%%

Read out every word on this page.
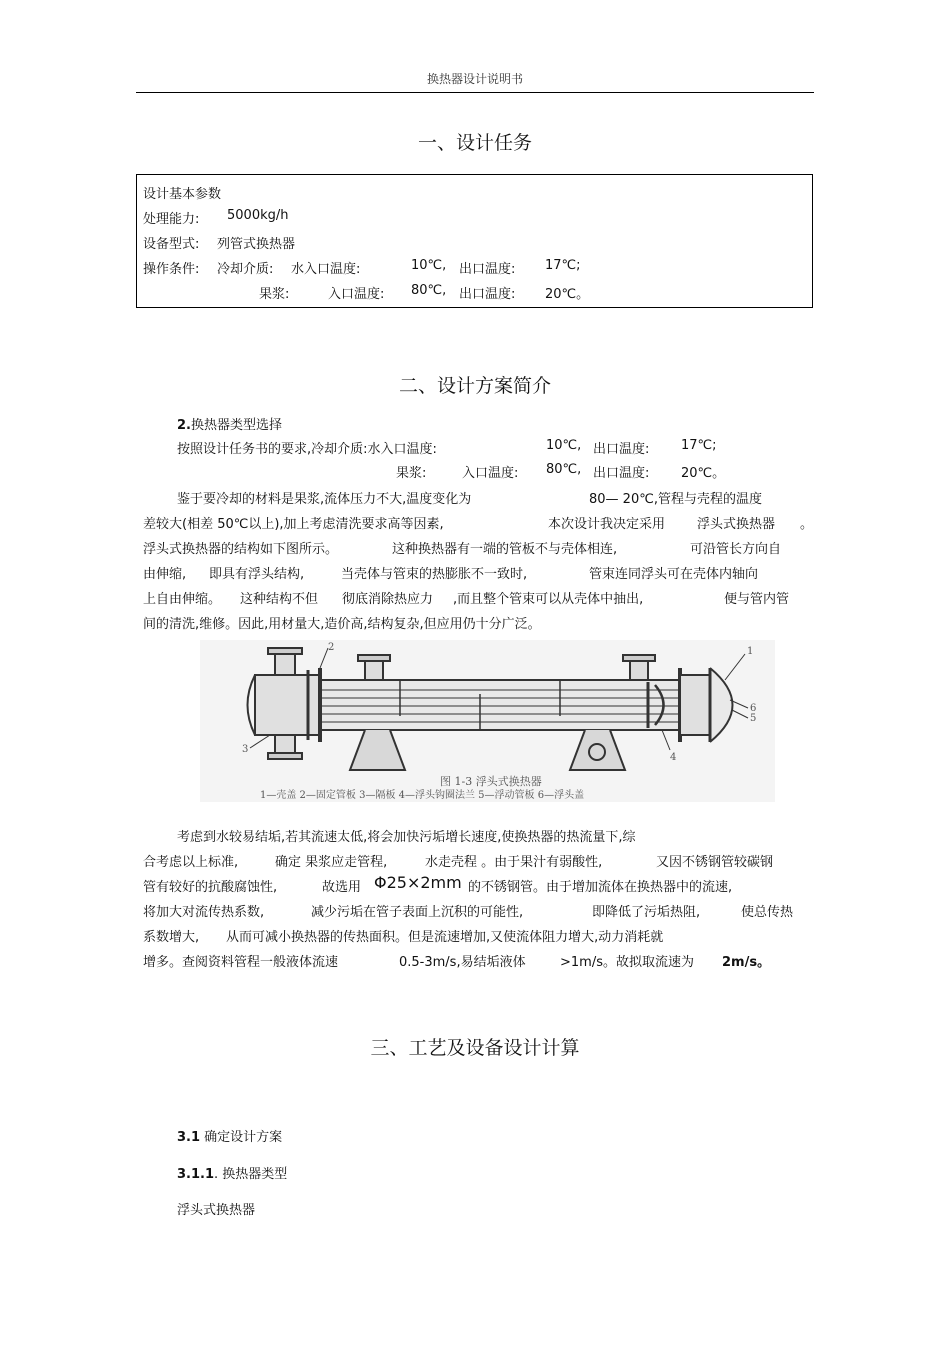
换热器设计说明书
一、设计任务
设计基本参数
处理能力: 5000kg/h
设备型式: 列管式换热器
操作条件: 冷却介质: 水入口温度:	10℃, 出口温度: 17℃;
果浆:	入口温度: 80℃, 出口温度: 20℃。
二、设计方案简介
2.换热器类型选择
按照设计任务书的要求,冷却介质:水入口温度:	10℃, 出口温度: 17℃;
果浆:	入口温度: 80℃, 出口温度: 20℃。
鉴于要冷却的材料是果浆,流体压力不大,温度变化为	80— 20℃,管程与壳程的温度
差较大(相差 50℃以上),加上考虑清洗要求高等因素,	本次设计我决定采用 浮头式换热器 。
浮头式换热器的结构如下图所示。	这种换热器有一端的管板不与壳体相连,	可沿管长方向自
由伸缩, 即具有浮头结构,	当壳体与管束的热膨胀不一致时,	管束连同浮头可在壳体内轴向
上自由伸缩。 这种结构不但 彻底消除热应力 ,而且整个管束可以从壳体中抽出,	便与管内管
间的清洗,维修。因此,用材量大,造价高,结构复杂,但应用仍十分广泛。
1
2
3
4
5
6
图 1-3 浮头式换热器
1—壳盖 2—固定管板 3—隔板 4—浮头钩圈法兰 5—浮动管板 6—浮头盖
考虑到水较易结垢,若其流速太低,将会加快污垢增长速度,使换热器的热流量下,综
合考虑以上标准,	确定 果浆应走管程,	水走壳程 。由于果汁有弱酸性,	又因不锈钢管较碳钢
管有较好的抗酸腐蚀性,	故选用 Φ25×2mm 的不锈钢管。由于增加流体在换热器中的流速,
将加大对流传热系数,	减少污垢在管子表面上沉积的可能性,	即降低了污垢热阻,	使总传热
系数增大, 从而可减小换热器的传热面积。但是流速增加,又使流体阻力增大,动力消耗就
增多。查阅资料管程一般液体流速	0.5-3m/s,易结垢液体	>1m/s。故拟取流速为 2m/s。
三、工艺及设备设计计算
3.1 确定设计方案
3.1.1. 换热器类型
浮头式换热器
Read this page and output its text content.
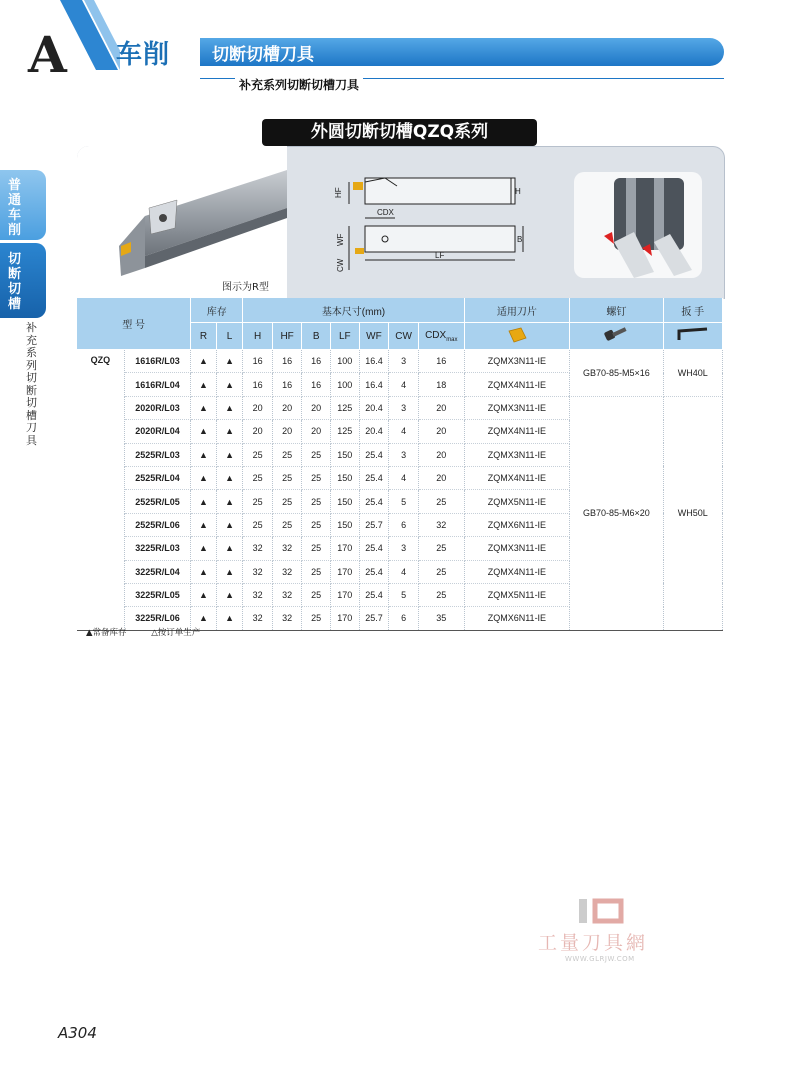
A 车削 切断切槽刀具
补充系列切断切槽刀具
普通车削
切断切槽
补充系列切断切槽刀具
外圆切断切槽QZQ系列
HF	H
CDX
WF	B
CW
LF
图示为R型
型 号		库存		基本尺寸(mm)							适用刀片	螺钉	扳 手
		R	L	H	HF	B	LF	WF	CW	$CDX_{max}$			
QZQ	1616R/L03	▲	▲	16	16	16	100	16.4	3	16	ZQMX3N11-IE	GB70-85-M5×16	WH40L
	1616R/L04	▲	▲	16	16	16	100	16.4	4	18	ZQMX4N11-IE		
	2020R/L03	▲	▲	20	20	20	125	20.4	3	20	ZQMX3N11-IE	GB70-85-M6×20	WH50L
	2020R/L04	▲	▲	20	20	20	125	20.4	4	20	ZQMX4N11-IE		
	2525R/L03	▲	▲	25	25	25	150	25.4	3	20	ZQMX3N11-IE		
	2525R/L04	▲	▲	25	25	25	150	25.4	4	20	ZQMX4N11-IE		
	2525R/L05	▲	▲	25	25	25	150	25.4	5	25	ZQMX5N11-IE		
	2525R/L06	▲	▲	25	25	25	150	25.7	6	32	ZQMX6N11-IE		
	3225R/L03	▲	▲	32	32	25	170	25.4	3	25	ZQMX3N11-IE		
	3225R/L04	▲	▲	32	32	25	170	25.4	4	25	ZQMX4N11-IE		
	3225R/L05	▲	▲	32	32	25	170	25.4	5	25	ZQMX5N11-IE		
	3225R/L06	▲	▲	32	32	25	170	25.7	6	35	ZQMX6N11-IE		
▲常备库存	△按订单生产
工量刀具網
WWW.GLRJW.COM
A304
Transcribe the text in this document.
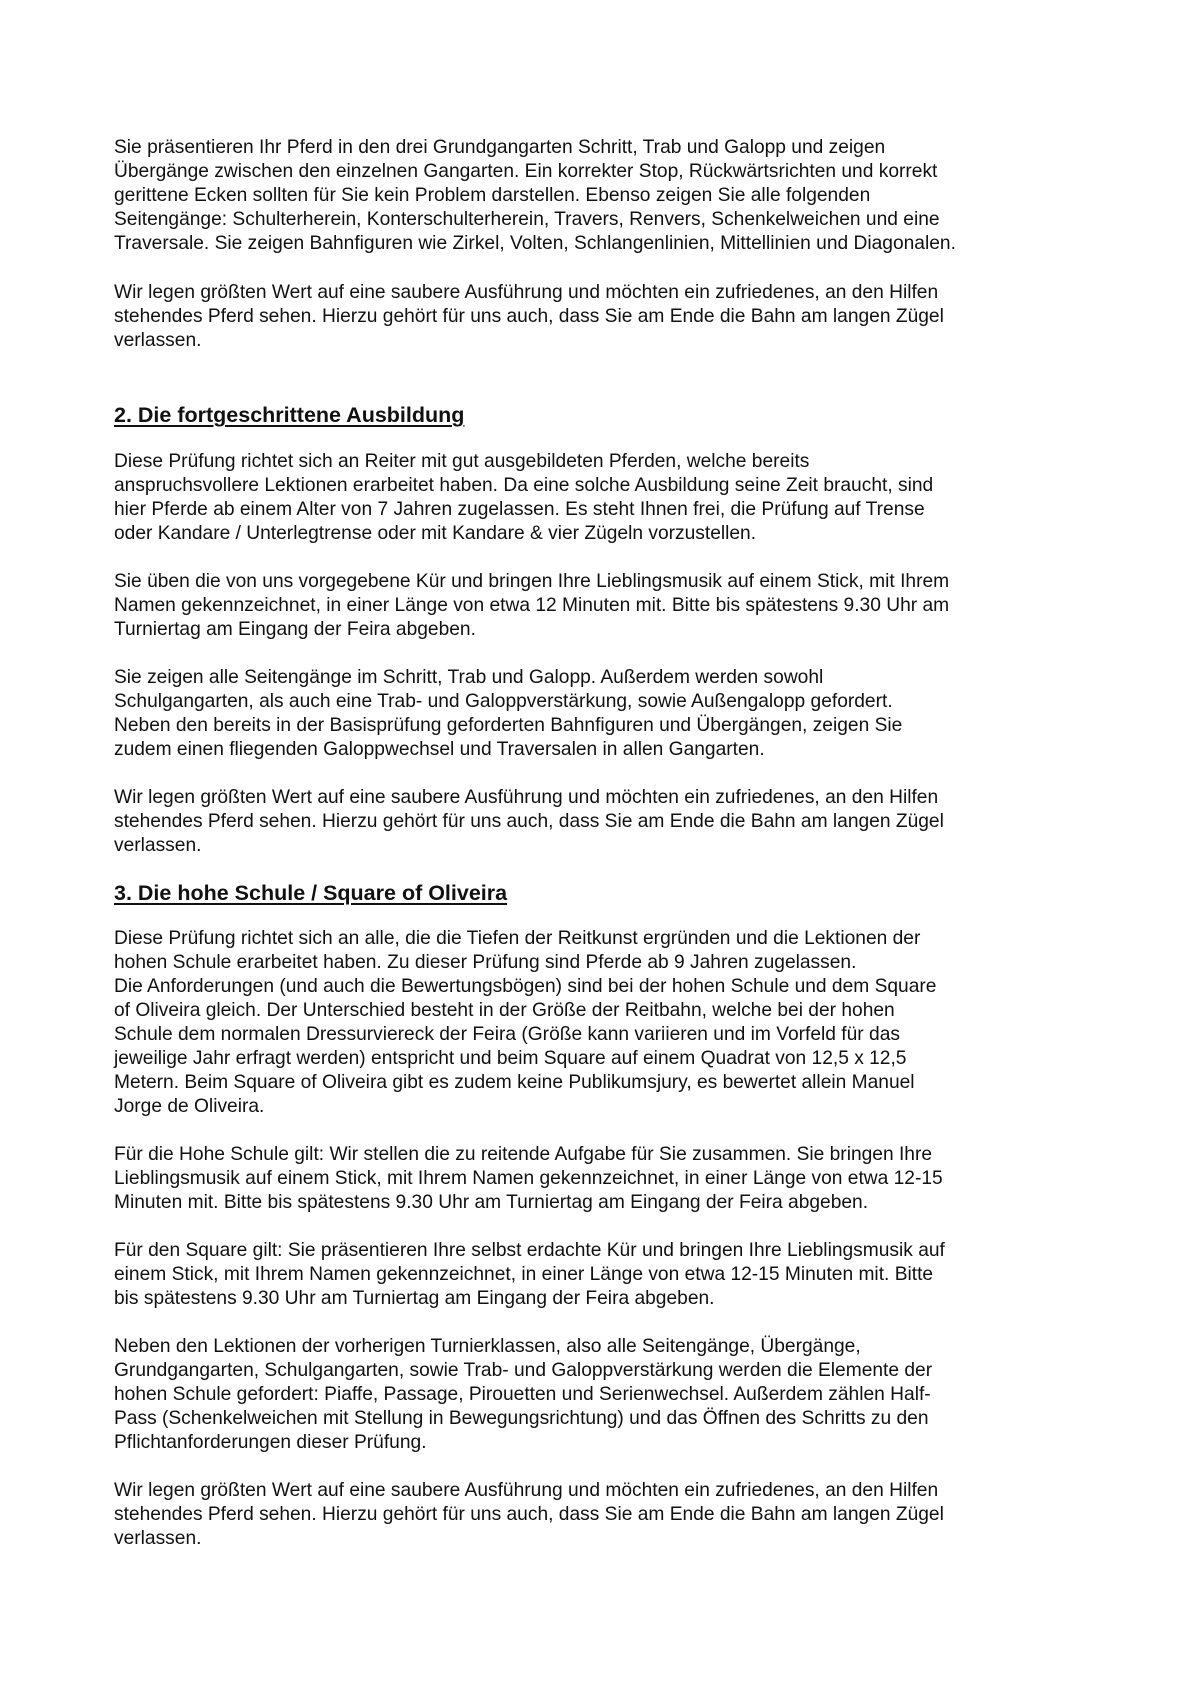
Sie präsentieren Ihr Pferd in den drei Grundgangarten Schritt, Trab und Galopp und zeigen
Übergänge zwischen den einzelnen Gangarten. Ein korrekter Stop, Rückwärtsrichten und korrekt
gerittene Ecken sollten für Sie kein Problem darstellen. Ebenso zeigen Sie alle folgenden
Seitengänge: Schulterherein, Konterschulterherein, Travers, Renvers, Schenkelweichen und eine
Traversale. Sie zeigen Bahnfiguren wie Zirkel, Volten, Schlangenlinien, Mittellinien und Diagonalen.

Wir legen größten Wert auf eine saubere Ausführung und möchten ein zufriedenes, an den Hilfen
stehendes Pferd sehen. Hierzu gehört für uns auch, dass Sie am Ende die Bahn am langen Zügel
verlassen.

2. Die fortgeschrittene Ausbildung

Diese Prüfung richtet sich an Reiter mit gut ausgebildeten Pferden, welche bereits
anspruchsvollere Lektionen erarbeitet haben. Da eine solche Ausbildung seine Zeit braucht, sind
hier Pferde ab einem Alter von 7 Jahren zugelassen. Es steht Ihnen frei, die Prüfung auf Trense
oder Kandare / Unterlegtrense oder mit Kandare & vier Zügeln vorzustellen.

Sie üben die von uns vorgegebene Kür und bringen Ihre Lieblingsmusik auf einem Stick, mit Ihrem
Namen gekennzeichnet, in einer Länge von etwa 12 Minuten mit. Bitte bis spätestens 9.30 Uhr am
Turniertag am Eingang der Feira abgeben.

Sie zeigen alle Seitengänge im Schritt, Trab und Galopp. Außerdem werden sowohl
Schulgangarten, als auch eine Trab- und Galoppverstärkung, sowie Außengalopp gefordert.
Neben den bereits in der Basisprüfung geforderten Bahnfiguren und Übergängen, zeigen Sie
zudem einen fliegenden Galoppwechsel und Traversalen in allen Gangarten.

Wir legen größten Wert auf eine saubere Ausführung und möchten ein zufriedenes, an den Hilfen
stehendes Pferd sehen. Hierzu gehört für uns auch, dass Sie am Ende die Bahn am langen Zügel
verlassen.

3. Die hohe Schule / Square of Oliveira

Diese Prüfung richtet sich an alle, die die Tiefen der Reitkunst ergründen und die Lektionen der
hohen Schule erarbeitet haben. Zu dieser Prüfung sind Pferde ab 9 Jahren zugelassen.
Die Anforderungen (und auch die Bewertungsbögen) sind bei der hohen Schule und dem Square
of Oliveira gleich. Der Unterschied besteht in der Größe der Reitbahn, welche bei der hohen
Schule dem normalen Dressurviereck der Feira (Größe kann variieren und im Vorfeld für das
jeweilige Jahr erfragt werden) entspricht und beim Square auf einem Quadrat von 12,5 x 12,5
Metern. Beim Square of Oliveira gibt es zudem keine Publikumsjury, es bewertet allein Manuel
Jorge de Oliveira.

Für die Hohe Schule gilt: Wir stellen die zu reitende Aufgabe für Sie zusammen. Sie bringen Ihre
Lieblingsmusik auf einem Stick, mit Ihrem Namen gekennzeichnet, in einer Länge von etwa 12-15
Minuten mit. Bitte bis spätestens 9.30 Uhr am Turniertag am Eingang der Feira abgeben.

Für den Square gilt: Sie präsentieren Ihre selbst erdachte Kür und bringen Ihre Lieblingsmusik auf
einem Stick, mit Ihrem Namen gekennzeichnet, in einer Länge von etwa 12-15 Minuten mit. Bitte
bis spätestens 9.30 Uhr am Turniertag am Eingang der Feira abgeben.

Neben den Lektionen der vorherigen Turnierklassen, also alle Seitengänge, Übergänge,
Grundgangarten, Schulgangarten, sowie Trab- und Galoppverstärkung werden die Elemente der
hohen Schule gefordert: Piaffe, Passage, Pirouetten und Serienwechsel. Außerdem zählen Half-
Pass (Schenkelweichen mit Stellung in Bewegungsrichtung) und das Öffnen des Schritts zu den
Pflichtanforderungen dieser Prüfung.

Wir legen größten Wert auf eine saubere Ausführung und möchten ein zufriedenes, an den Hilfen
stehendes Pferd sehen. Hierzu gehört für uns auch, dass Sie am Ende die Bahn am langen Zügel
verlassen.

%%

WORK TO DO: Copy every line above that holds the word "etwa".

ANSWER IN FULL:
Namen gekennzeichnet, in einer Länge von etwa 12 Minuten mit. Bitte bis spätestens 9.30 Uhr am
Lieblingsmusik auf einem Stick, mit Ihrem Namen gekennzeichnet, in einer Länge von etwa 12-15
einem Stick, mit Ihrem Namen gekennzeichnet, in einer Länge von etwa 12-15 Minuten mit. Bitte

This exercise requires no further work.